EXERCISE GOAL: Note each line that includes the word "Knowledge". Copy those lines.

#### AVAILABLE RECORDS

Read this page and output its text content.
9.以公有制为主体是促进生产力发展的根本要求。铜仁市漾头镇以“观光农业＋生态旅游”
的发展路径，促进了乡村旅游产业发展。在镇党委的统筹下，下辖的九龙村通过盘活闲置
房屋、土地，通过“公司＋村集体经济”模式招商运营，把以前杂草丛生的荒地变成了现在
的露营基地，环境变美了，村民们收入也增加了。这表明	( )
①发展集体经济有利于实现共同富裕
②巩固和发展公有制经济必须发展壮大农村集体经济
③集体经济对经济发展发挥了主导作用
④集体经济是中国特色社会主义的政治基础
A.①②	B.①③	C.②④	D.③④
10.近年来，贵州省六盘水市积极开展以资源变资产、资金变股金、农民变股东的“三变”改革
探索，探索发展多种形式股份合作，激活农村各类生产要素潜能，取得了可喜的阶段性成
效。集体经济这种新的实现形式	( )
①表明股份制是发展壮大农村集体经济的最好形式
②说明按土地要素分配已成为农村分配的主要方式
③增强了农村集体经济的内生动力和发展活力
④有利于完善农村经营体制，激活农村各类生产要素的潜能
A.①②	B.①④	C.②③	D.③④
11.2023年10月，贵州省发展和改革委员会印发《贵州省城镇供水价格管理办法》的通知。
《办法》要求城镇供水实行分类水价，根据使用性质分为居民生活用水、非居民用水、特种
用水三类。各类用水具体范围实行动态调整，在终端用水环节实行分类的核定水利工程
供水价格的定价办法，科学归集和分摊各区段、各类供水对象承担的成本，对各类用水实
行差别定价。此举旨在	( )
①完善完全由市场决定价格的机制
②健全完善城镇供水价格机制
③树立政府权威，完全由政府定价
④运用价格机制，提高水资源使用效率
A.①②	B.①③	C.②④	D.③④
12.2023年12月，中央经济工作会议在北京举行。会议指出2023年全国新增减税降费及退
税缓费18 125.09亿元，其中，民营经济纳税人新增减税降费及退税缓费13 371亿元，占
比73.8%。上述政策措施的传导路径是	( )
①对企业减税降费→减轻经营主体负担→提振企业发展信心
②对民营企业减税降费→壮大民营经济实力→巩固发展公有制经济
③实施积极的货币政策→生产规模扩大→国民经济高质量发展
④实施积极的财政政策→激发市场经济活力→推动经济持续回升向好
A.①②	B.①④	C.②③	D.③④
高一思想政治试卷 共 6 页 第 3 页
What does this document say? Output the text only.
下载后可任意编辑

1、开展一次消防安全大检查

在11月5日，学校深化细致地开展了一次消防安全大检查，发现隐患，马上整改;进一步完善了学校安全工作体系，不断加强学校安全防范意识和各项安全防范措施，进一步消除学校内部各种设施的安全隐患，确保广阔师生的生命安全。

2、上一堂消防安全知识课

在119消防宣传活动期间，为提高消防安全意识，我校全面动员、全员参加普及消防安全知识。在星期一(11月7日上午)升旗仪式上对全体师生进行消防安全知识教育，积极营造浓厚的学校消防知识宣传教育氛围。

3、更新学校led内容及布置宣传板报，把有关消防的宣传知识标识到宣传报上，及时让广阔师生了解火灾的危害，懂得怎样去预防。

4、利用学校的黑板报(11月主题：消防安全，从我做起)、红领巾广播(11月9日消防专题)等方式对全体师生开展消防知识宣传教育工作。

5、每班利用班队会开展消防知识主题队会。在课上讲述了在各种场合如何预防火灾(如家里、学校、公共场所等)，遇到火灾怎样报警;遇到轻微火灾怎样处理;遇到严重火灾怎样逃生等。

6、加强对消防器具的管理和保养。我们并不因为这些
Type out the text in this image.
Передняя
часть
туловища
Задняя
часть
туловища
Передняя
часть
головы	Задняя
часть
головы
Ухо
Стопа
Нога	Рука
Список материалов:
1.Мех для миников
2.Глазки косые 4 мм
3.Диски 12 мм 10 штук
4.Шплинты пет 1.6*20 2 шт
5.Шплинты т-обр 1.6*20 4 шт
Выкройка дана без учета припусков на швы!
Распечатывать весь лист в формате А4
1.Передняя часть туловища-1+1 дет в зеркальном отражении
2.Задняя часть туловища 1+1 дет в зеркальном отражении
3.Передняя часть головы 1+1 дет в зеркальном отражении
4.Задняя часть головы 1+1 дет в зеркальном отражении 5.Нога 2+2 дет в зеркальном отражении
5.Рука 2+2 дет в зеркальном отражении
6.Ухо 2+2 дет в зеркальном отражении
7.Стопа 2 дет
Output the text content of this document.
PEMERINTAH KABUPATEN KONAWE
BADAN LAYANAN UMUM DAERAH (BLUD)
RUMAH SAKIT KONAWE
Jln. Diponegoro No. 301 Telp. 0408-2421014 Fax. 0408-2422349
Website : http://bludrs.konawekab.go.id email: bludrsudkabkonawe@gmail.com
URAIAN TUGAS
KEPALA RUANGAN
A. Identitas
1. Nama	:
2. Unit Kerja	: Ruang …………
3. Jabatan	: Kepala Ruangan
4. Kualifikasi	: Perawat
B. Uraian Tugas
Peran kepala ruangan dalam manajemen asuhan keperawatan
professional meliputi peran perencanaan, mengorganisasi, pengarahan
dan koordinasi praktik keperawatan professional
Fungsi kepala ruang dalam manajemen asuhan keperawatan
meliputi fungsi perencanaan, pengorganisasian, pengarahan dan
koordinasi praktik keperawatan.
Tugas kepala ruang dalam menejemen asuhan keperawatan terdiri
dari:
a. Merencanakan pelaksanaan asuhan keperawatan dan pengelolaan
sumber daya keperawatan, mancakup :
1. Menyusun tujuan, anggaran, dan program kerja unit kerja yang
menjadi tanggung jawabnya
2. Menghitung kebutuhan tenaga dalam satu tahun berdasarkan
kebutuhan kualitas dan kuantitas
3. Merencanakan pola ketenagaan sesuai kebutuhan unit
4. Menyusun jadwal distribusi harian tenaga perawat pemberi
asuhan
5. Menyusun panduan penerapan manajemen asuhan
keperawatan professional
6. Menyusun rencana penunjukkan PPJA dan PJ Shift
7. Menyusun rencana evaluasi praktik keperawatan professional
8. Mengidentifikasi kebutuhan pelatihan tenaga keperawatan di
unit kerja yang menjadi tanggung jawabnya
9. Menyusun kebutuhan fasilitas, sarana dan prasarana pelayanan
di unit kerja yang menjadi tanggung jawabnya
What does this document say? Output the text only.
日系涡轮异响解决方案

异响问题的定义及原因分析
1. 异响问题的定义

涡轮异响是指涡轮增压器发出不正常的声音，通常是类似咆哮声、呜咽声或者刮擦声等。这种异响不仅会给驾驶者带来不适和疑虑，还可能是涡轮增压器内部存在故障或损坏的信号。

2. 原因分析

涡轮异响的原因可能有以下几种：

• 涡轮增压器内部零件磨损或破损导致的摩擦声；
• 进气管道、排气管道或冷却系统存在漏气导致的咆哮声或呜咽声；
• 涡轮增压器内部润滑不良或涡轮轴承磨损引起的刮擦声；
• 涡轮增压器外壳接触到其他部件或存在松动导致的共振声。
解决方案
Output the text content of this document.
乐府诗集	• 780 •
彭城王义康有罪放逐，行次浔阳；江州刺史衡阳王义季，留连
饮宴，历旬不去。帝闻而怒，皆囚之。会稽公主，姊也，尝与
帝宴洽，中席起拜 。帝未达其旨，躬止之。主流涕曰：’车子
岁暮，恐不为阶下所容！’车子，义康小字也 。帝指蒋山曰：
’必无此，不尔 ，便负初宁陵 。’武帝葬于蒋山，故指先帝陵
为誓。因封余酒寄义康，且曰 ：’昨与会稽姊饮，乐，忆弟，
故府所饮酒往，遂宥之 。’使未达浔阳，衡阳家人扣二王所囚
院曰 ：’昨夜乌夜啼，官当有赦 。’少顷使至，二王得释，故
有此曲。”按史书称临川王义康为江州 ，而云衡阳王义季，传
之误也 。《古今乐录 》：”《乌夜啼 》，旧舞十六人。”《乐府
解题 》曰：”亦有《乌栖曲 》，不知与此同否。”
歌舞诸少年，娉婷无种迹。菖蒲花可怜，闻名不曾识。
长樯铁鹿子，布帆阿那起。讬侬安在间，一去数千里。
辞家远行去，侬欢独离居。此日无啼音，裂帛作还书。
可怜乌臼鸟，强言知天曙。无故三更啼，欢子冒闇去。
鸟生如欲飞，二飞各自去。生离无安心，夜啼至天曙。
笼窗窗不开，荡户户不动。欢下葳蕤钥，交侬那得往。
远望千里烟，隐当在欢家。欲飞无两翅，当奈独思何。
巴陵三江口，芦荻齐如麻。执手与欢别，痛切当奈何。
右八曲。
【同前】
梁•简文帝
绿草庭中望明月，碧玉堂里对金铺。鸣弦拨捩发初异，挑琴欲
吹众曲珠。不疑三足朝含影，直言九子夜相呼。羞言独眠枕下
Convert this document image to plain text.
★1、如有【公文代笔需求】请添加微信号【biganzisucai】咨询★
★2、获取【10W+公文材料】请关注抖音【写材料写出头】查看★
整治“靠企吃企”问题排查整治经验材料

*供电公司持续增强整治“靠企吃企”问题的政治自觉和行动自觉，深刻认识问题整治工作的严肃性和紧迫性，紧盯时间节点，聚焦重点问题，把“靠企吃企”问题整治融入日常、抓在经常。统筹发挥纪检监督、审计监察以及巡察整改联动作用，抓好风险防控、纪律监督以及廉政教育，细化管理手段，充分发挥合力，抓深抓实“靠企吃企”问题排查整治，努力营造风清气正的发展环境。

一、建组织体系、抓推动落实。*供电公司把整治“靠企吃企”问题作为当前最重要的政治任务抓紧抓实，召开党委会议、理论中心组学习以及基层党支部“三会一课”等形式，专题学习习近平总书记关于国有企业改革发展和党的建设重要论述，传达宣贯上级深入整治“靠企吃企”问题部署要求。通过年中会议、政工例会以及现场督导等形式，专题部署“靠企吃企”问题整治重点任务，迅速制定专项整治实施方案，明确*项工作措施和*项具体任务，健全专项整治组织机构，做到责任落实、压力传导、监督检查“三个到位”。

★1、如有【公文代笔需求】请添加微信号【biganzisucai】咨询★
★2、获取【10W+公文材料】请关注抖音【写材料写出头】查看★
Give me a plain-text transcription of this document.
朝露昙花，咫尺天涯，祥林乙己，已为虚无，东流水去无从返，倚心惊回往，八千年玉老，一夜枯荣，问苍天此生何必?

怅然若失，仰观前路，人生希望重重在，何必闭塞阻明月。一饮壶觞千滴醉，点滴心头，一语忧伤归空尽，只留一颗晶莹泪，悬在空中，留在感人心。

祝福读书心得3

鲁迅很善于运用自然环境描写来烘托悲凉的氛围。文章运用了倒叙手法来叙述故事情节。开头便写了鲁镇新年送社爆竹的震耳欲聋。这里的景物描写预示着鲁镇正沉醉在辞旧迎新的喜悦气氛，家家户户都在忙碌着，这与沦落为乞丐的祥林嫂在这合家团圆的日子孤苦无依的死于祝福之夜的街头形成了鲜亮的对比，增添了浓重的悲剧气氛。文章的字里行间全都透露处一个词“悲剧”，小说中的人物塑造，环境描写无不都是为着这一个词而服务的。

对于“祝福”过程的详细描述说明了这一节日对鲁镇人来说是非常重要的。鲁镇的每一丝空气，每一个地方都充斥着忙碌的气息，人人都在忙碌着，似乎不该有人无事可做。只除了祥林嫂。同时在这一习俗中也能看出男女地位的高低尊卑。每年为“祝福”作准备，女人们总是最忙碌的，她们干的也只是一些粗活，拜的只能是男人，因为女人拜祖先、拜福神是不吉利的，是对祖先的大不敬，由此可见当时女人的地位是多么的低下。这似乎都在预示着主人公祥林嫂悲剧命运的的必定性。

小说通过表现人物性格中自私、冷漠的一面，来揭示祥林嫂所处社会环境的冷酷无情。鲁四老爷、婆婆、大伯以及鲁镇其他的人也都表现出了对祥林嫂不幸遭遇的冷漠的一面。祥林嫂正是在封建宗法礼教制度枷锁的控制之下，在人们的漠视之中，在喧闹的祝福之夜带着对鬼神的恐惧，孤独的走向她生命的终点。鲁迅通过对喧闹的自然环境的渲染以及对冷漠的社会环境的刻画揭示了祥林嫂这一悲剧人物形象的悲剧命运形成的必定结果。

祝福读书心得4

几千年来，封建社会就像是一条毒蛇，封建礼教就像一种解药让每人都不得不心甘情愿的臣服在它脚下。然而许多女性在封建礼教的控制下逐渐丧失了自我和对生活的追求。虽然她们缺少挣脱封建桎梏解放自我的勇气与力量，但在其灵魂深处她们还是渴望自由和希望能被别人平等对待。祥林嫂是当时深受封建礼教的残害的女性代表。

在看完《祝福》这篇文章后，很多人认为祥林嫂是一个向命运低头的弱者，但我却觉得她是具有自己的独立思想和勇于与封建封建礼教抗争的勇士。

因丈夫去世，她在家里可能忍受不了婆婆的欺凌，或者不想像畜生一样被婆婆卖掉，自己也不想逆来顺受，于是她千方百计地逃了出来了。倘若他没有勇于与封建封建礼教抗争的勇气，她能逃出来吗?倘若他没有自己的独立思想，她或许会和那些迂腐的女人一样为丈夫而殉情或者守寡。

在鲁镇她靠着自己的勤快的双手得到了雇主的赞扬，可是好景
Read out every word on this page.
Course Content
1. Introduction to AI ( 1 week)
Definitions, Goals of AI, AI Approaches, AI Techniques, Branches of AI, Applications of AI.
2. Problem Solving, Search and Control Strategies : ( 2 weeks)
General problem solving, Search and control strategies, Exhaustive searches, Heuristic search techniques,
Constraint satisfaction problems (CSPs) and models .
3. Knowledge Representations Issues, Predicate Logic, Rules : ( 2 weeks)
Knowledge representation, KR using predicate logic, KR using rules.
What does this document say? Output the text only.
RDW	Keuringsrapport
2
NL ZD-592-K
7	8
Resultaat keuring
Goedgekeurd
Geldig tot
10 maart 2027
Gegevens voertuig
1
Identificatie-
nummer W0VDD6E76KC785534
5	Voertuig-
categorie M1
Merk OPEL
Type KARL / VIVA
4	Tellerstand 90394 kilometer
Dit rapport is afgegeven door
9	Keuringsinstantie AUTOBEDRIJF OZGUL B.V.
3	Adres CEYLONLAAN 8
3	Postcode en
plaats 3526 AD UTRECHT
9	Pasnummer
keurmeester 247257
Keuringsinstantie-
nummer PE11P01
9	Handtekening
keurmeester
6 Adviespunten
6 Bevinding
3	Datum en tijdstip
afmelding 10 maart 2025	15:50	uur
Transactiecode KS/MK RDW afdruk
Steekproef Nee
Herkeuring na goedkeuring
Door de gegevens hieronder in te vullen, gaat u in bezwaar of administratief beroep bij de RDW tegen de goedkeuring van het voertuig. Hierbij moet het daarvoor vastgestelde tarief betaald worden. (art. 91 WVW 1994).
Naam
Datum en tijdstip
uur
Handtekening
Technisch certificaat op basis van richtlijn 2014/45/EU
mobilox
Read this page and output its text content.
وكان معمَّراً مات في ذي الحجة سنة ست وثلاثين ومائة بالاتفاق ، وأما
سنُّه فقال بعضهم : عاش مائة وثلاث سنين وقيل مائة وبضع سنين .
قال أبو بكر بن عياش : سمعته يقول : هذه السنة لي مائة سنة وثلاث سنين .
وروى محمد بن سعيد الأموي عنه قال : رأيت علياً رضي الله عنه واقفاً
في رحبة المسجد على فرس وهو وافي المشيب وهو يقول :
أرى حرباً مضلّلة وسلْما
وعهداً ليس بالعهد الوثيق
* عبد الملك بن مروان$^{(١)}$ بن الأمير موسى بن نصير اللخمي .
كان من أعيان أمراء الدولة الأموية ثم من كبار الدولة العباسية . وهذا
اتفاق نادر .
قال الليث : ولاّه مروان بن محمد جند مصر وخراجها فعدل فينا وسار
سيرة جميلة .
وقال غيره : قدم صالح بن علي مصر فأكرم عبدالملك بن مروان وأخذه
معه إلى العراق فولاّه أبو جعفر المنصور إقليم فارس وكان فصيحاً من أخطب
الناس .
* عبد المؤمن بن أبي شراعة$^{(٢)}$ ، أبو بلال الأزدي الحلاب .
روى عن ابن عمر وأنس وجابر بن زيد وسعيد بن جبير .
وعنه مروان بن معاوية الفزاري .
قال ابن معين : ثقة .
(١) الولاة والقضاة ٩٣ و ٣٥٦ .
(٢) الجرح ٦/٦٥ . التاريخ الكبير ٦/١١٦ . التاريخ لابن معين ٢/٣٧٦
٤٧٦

########

ANSWER FOR THE TASK:
3. Knowledge Representations Issues, Predicate Logic, Rules : ( 2 weeks)
Knowledge representation, KR using predicate logic, KR using rules.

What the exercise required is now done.